Element location data
= = = = = = =

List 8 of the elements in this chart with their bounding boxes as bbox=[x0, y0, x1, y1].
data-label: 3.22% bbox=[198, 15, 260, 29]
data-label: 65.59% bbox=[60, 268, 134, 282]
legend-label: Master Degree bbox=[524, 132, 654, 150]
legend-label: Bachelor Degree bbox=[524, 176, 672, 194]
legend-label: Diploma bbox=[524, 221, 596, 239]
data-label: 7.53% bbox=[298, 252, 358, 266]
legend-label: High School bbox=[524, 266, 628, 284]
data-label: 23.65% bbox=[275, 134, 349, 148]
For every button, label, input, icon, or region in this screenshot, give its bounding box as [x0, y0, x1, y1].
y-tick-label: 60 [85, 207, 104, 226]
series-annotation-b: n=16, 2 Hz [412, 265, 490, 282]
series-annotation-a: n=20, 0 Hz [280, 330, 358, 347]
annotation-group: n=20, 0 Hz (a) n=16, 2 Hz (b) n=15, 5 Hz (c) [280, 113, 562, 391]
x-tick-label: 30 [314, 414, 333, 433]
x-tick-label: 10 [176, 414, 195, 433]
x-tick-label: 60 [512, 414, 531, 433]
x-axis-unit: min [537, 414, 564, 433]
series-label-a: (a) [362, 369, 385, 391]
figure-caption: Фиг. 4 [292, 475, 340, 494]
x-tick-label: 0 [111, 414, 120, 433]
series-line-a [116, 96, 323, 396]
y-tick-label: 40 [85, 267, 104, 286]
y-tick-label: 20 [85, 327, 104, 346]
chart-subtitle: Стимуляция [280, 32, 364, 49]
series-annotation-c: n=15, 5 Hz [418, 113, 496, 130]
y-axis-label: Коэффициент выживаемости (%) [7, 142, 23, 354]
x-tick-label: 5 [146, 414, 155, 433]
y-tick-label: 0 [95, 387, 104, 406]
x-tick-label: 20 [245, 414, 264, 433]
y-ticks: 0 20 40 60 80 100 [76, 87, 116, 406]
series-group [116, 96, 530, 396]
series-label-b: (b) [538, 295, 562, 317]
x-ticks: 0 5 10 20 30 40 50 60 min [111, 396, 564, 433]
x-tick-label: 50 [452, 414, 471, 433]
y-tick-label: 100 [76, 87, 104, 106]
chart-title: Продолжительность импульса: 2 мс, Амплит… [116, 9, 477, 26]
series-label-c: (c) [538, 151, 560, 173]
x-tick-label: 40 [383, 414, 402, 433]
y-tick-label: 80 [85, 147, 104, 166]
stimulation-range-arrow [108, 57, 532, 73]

= = = = = = =

Recast every line of the records above as a Markdown table with two columns, Row and Line. Number the rows in order and skip any blank lines.

| Row | Line |
|---|---|
| 1 | List 8 of the elements in this chart with their bounding boxes as bbox=[x0, y0, x1, y1]. |
| 2 | data-label: 3.22% bbox=[198, 15, 260, 29] |
| 3 | data-label: 65.59% bbox=[60, 268, 134, 282] |
| 4 | legend-label: Master Degree bbox=[524, 132, 654, 150] |
| 5 | legend-label: Bachelor Degree bbox=[524, 176, 672, 194] |
| 6 | legend-label: Diploma bbox=[524, 221, 596, 239] |
| 7 | data-label: 7.53% bbox=[298, 252, 358, 266] |
| 8 | legend-label: High School bbox=[524, 266, 628, 284] |
| 9 | data-label: 23.65% bbox=[275, 134, 349, 148] |
| 10 | For every button, label, input, icon, or region in this screenshot, give its bounding box as [x0, y0, x1, y1]. |
| 11 | y-tick-label: 60 [85, 207, 104, 226] |
| 12 | series-annotation-b: n=16, 2 Hz [412, 265, 490, 282] |
| 13 | series-annotation-a: n=20, 0 Hz [280, 330, 358, 347] |
| 14 | annotation-group: n=20, 0 Hz (a) n=16, 2 Hz (b) n=15, 5 Hz (c) [280, 113, 562, 391] |
| 15 | x-tick-label: 30 [314, 414, 333, 433] |
| 16 | x-tick-label: 10 [176, 414, 195, 433] |
| 17 | x-tick-label: 60 [512, 414, 531, 433] |
| 18 | x-axis-unit: min [537, 414, 564, 433] |
| 19 | series-label-a: (a) [362, 369, 385, 391] |
| 20 | figure-caption: Фиг. 4 [292, 475, 340, 494] |
| 21 | x-tick-label: 0 [111, 414, 120, 433] |
| 22 | series-line-a [116, 96, 323, 396] |
| 23 | y-tick-label: 40 [85, 267, 104, 286] |
| 24 | y-tick-label: 20 [85, 327, 104, 346] |
| 25 | chart-subtitle: Стимуляция [280, 32, 364, 49] |
| 26 | series-annotation-c: n=15, 5 Hz [418, 113, 496, 130] |
| 27 | y-axis-label: Коэффициент выживаемости (%) [7, 142, 23, 354] |
| 28 | x-tick-label: 5 [146, 414, 155, 433] |
| 29 | y-tick-label: 0 [95, 387, 104, 406] |
| 30 | x-tick-label: 20 [245, 414, 264, 433] |
| 31 | y-ticks: 0 20 40 60 80 100 [76, 87, 116, 406] |
| 32 | series-group [116, 96, 530, 396] |
| 33 | series-label-b: (b) [538, 295, 562, 317] |
| 34 | x-ticks: 0 5 10 20 30 40 50 60 min [111, 396, 564, 433] |
| 35 | x-tick-label: 50 [452, 414, 471, 433] |
| 36 | y-tick-label: 100 [76, 87, 104, 106] |
| 37 | chart-title: Продолжительность импульса: 2 мс, Амплит… [116, 9, 477, 26] |
| 38 | series-label-c: (c) [538, 151, 560, 173] |
| 39 | x-tick-label: 40 [383, 414, 402, 433] |
| 40 | y-tick-label: 80 [85, 147, 104, 166] |
| 41 | stimulation-range-arrow [108, 57, 532, 73] |